**PROBLEM TO WORK ON:** Tally up how many lines in the listing below contain the string "Saarion", and give only the total.
===============
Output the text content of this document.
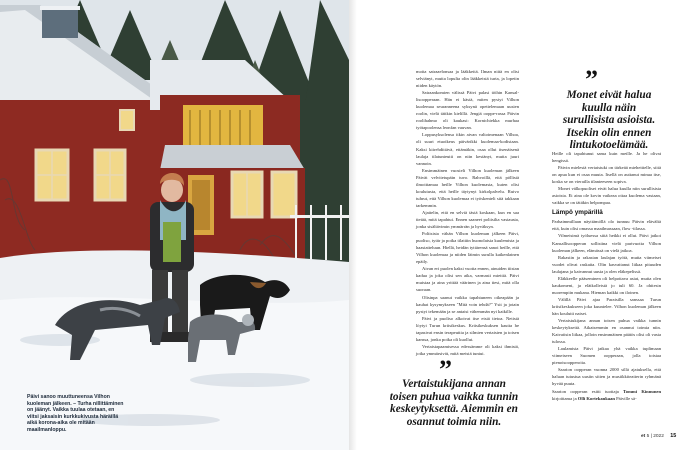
Päivi sanoo muuttuneensa Vilhon kuoleman jälkeen. – Turha nillittäminen on jäänyt. Vaikka tuulaa otetaan, en viitsi jaksaisin kurkkukivusta häräillä aikä korona-aika ole mitään maailmanloppu.

moita satraaelonsaa ja lääkkeitä. Ilman niitä en olisi selviänyt, mutta lopulta olin lääkkeistä turta, ja lopetin niiden käytön.

Satraankomien välissä Päivi palasi töihin Kansal-lisoopperaan. Hän ei kästä, miten pystyi Vilhon kuolemaa seuranneena syksynä opettelemaan uusien roolin, vielä täitkin kielillä. Jengiä ooppe-rassa Päivin roolihahmo oli kaukasi: Kornichiekka murhaa työtapoolensa leonfan vauvan.

Loppusyksolensa itkin aivan valtoimenaan Vilhoa, oli suuri etuoikeus päivärikki kuolemaa-kodistaan. Kaksi kiirehdittävä, ettämäkin, osaa ollut itsenäisenä laulaja tilatunteutti on niin kestänyt, mutta juuri vannoin.

Ensimmäinen vuosieli Vilhon kuoleman jälkeen Päivät velvitetupäin tuvo. Rahvoillä, että pöllistä ilmoittamaa heille Vilhon kuolemasta, kuten olisi koulutusta, että heille täytynyt kirkolpalvelu. Ruivo tuhrut, että Vilhon kuolemaa ei työskenteli sitä takkaan tarkemmin.

Ajattelin, että en selviä tästä koskaan, kun en saa tietää, mitä tapahtui. Ennen saaneet poliisilta vastausta, jonka sisältävimin ymmärrän ja hyväksyn.

Poliisista vähän Vilhon kuoleman jälkeen Päivi, puoliso, tytär ja poika tilattiin huonolaisia kuulemista ja haastatteluun. Hiellä, heidän tyttärensä sanoi heille, että Vilhon kuolemaa ja niiden läimin surulla kaikenlainen epäily.

Aivan eri puolen kaksi vuotta ennen, ainuiden tiistan kadua ja joka olisi sen aika, varmasti miettiä. Päivi muistaa ja aina yrittää väärinen ja aina tiesi, mitä olla suoraan.

Olisinpa saanut vaikka tapahtuneen oikeapään ja kauhat kysymykseen "Mitä voin tehdä?" Ysit ja jotain pystyi tekemään ja se antaisi vähemmän nyt kaikille.

Päivi ja puoliso alkoivat itse etsiä tietoa. Netistä löytyi Turun kriisikeskus. Kriisikeskuksen kautta he tapasivat ensin terapeuttia ja silmien vertaisten ja toisen kanssa, jonka poika oli kuollut.

Vertaistapaamisessa edessämme oli kaksi ihmistä, jotka ymmärsivät, mitä meistä tuntui.

”
Vertaistukijana annan toisen puhua vaikka tunnin keskeytyksettä. Aiemmin en osannut toimia niin.
”
Monet eivät halua kuulla näin surullisista asioista. Itsekin olin ennen lintukotoelämää.

Heille oli tapahtunut sama kuin meille. Ja he olivat hengissä.

Päivin mielestä vertaistuki on tärkeää mieheittelle, siitä on apua kun ei osaa muuta. Itsellä on auttanut minua itse, koska se on vierailla tilanteeseen sopiva.

Monet välkopuoliset eivät halua kuulla niin surullisista asioista. Ei aina ole kovin vaikeaa ottaa kuolema vastaan, vaikka se on tätäkin helpompaa.

Lämpö ympärillä

Parhaimmillaan näyttämöllä olo tunnuu Päivin elävältä että, kuin olisi omassa maailmassaan, flow -tilassa.

Vilmeisimä työluessa siitä heikki ei ollut. Päivi jatkoi Kansallisoopperan sollistina vielä parivuotta Vilhon kuoleman jälkeen, elämässä on vielä jatkoa.

Rakastin ja rakastan laulajan työtä, mutta viimeiset vuodet olivat raskaita. Olin kasvattanut liikaa pituuden laulajana ja kaivannut uusia ja olen eläkepelissä.

Eläkkeelle pääseminen oli helpottava asiat, mutta olen kaukomeni, ja elätkolleistä jo tuli 60. Ja ohitesin nuorempiin mukana. Hieman kaikki on iloinen.

Välillä Päivi ajaa Paraisilla sanssaa Turun kriisikeskukseen joka kuuntelee. Vilhon kuoleman jälkeen hän koulutti naiset.

Vertaistukijana annan toisen puhua vaikka tunnin keskeytyksettä. Aikaisemmin en osannut toimia niin. Kaivatisin liikaa, jolloin ensimmäinen päätös olisi oli vasta tulossa.

Laulamista Päivi jatkaa yhä vaikka tuplimaan viimeiseen Suomen oopperaan, jolla toistaa pienoisoopperoita.

Saarion oopperan vuonna 2000 sillä ajatuksella, että haluan tutustua uusiin sitten ja musiikkiteatterin ryhmänä hyvää puuta.

Saarion oopperan esitti tuottaja Tommi Kinnunen kirjoittama ja Olli Kortekankaan Päiville sä-

et 5 | 2022 15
===============
**RESPONSE TO THIS TASK:** 2